Extracted data:
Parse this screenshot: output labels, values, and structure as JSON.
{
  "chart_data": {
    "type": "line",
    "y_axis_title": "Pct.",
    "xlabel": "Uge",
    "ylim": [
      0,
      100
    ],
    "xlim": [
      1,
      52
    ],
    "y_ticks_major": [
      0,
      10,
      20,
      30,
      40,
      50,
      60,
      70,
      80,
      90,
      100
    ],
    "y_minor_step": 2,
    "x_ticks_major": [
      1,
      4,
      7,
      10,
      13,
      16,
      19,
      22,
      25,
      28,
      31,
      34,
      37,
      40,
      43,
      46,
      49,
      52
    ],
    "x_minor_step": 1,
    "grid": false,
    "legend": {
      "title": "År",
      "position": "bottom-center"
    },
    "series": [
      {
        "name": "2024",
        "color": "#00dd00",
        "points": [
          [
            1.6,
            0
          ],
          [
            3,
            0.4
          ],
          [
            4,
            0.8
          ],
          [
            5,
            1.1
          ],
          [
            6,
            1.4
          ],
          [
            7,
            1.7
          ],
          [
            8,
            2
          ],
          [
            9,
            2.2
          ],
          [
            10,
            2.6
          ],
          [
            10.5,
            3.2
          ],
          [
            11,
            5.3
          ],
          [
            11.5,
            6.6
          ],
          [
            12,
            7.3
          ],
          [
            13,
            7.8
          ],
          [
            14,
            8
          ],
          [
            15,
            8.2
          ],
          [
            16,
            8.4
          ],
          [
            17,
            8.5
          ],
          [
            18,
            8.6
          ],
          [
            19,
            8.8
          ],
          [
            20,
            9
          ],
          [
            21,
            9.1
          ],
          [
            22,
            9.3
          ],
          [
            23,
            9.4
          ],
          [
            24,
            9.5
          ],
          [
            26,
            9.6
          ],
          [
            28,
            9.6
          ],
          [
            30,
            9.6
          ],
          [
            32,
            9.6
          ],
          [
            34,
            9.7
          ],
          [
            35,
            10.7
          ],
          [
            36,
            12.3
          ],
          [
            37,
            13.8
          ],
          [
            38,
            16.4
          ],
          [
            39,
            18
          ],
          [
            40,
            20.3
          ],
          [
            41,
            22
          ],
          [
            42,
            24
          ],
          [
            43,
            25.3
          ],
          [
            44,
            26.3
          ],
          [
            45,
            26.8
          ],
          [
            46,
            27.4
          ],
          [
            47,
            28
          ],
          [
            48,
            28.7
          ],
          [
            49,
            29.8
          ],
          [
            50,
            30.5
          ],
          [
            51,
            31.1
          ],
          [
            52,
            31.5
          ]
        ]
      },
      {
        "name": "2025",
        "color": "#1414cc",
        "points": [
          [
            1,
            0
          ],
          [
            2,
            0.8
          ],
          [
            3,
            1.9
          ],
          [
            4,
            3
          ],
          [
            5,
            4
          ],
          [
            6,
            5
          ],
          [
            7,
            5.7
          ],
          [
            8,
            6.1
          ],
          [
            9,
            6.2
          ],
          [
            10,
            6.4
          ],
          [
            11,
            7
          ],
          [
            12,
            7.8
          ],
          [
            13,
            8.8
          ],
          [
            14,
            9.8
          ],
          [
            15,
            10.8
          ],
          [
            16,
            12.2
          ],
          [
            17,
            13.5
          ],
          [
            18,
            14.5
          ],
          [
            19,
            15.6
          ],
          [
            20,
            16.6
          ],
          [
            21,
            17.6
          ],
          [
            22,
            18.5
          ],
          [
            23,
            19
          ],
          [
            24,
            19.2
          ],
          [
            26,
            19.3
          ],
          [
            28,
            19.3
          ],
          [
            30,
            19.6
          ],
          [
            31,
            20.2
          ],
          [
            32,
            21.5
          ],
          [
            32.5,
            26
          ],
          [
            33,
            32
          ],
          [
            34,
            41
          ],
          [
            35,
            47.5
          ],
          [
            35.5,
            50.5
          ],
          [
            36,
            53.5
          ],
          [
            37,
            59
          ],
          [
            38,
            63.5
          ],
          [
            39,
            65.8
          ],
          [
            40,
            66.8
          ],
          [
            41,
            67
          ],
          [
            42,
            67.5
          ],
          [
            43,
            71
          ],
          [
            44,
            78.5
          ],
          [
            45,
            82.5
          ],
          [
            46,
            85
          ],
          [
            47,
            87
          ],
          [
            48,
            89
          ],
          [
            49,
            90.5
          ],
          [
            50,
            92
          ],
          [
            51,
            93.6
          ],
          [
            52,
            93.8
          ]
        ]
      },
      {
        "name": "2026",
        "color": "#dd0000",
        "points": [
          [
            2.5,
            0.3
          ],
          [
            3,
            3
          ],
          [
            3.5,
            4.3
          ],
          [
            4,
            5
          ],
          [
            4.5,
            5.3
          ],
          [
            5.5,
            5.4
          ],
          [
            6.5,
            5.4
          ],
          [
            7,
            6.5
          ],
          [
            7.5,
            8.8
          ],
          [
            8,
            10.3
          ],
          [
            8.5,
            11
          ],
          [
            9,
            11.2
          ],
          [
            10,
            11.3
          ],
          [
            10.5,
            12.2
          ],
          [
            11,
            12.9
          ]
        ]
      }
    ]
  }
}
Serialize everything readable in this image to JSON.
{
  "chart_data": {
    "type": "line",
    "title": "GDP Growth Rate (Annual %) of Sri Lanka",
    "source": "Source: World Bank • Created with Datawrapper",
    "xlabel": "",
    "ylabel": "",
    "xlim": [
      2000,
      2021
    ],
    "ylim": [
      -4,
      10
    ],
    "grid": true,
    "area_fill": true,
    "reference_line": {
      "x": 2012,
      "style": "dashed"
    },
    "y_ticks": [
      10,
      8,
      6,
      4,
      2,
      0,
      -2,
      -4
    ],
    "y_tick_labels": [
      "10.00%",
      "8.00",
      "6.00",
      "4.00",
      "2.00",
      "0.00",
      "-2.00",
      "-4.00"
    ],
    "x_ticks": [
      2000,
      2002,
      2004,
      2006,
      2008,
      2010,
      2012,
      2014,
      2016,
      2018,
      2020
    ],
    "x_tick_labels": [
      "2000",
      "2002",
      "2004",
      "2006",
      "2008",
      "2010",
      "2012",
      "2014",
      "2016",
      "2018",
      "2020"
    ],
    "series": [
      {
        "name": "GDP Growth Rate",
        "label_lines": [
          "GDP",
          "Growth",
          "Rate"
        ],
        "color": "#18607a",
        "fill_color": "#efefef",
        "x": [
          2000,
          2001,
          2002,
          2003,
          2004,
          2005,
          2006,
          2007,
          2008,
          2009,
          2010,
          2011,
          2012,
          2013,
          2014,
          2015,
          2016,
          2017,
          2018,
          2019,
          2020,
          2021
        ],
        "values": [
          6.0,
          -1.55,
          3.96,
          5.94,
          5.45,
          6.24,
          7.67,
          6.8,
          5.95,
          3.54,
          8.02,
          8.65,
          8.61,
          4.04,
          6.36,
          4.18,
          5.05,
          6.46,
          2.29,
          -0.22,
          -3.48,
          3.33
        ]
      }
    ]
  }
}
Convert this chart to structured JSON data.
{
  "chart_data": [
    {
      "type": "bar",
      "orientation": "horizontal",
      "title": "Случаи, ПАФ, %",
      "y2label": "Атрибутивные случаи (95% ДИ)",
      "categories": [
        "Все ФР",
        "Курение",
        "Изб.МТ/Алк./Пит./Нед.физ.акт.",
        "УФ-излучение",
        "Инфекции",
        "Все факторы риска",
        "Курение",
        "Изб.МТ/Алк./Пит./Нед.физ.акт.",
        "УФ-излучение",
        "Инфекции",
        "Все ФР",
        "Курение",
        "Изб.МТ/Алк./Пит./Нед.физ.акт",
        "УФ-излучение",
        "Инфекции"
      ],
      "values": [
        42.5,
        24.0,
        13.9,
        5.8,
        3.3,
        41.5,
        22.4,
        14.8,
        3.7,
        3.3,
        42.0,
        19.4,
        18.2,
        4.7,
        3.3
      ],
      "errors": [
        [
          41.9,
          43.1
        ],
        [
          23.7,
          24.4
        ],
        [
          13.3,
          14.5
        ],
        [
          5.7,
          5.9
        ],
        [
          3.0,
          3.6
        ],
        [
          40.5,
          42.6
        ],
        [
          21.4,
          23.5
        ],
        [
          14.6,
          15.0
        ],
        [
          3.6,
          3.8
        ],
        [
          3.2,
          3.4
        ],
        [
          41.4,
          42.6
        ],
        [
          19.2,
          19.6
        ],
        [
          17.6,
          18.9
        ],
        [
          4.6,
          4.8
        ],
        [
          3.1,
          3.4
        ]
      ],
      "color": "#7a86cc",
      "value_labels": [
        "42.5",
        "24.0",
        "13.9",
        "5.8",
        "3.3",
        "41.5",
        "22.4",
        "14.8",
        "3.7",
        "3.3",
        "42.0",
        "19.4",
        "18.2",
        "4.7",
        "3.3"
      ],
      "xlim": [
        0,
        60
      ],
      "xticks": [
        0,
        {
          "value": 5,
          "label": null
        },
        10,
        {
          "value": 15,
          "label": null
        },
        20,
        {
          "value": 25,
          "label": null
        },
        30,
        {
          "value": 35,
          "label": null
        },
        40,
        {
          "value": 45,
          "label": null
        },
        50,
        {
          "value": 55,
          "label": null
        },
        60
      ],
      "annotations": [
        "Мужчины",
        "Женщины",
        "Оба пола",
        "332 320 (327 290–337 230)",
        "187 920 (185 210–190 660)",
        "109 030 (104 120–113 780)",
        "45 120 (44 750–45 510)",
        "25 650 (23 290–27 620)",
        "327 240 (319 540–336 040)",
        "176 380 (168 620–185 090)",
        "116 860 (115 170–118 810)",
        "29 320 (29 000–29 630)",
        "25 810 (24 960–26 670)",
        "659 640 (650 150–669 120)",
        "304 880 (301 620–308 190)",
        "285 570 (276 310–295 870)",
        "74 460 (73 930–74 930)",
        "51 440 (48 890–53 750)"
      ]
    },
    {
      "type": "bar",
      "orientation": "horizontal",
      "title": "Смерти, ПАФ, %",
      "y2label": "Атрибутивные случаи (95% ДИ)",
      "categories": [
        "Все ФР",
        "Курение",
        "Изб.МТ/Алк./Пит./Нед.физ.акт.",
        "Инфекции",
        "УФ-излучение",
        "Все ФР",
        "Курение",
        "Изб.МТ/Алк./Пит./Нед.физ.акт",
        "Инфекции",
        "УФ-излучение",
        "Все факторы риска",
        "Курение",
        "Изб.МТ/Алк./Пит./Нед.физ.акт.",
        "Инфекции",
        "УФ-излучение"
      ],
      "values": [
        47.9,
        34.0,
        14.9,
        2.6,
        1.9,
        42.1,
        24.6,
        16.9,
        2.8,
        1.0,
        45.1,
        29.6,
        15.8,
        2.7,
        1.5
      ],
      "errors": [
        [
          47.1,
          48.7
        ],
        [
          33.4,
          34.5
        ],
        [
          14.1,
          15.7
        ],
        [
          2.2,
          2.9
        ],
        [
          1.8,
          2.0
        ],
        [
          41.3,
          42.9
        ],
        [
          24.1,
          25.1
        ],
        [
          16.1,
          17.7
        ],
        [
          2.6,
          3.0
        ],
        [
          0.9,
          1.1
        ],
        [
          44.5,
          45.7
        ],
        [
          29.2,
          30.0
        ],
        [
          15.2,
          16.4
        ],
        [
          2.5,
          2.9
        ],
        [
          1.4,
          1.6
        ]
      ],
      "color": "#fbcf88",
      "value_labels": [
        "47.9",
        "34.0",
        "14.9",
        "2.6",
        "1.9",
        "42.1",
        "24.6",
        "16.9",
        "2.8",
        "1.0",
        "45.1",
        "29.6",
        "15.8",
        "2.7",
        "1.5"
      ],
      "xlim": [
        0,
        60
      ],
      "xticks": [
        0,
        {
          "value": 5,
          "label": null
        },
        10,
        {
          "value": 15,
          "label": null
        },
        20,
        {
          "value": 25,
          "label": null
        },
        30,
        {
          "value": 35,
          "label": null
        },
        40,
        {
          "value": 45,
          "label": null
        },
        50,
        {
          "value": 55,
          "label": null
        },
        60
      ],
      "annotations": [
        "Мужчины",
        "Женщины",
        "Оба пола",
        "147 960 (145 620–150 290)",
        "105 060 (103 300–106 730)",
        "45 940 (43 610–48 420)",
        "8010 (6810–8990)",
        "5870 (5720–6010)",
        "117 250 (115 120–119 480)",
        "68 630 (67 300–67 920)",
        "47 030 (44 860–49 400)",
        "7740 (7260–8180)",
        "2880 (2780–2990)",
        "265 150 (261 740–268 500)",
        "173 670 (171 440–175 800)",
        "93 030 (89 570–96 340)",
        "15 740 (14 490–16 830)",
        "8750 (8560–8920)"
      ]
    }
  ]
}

Exercise description: Review the preceding data and report every line that includes the string "Growth".

Result of the exercise:
    "title": "GDP Growth Rate (Annual %) of Sri Lanka",
        "name": "GDP Growth Rate",
          "Growth",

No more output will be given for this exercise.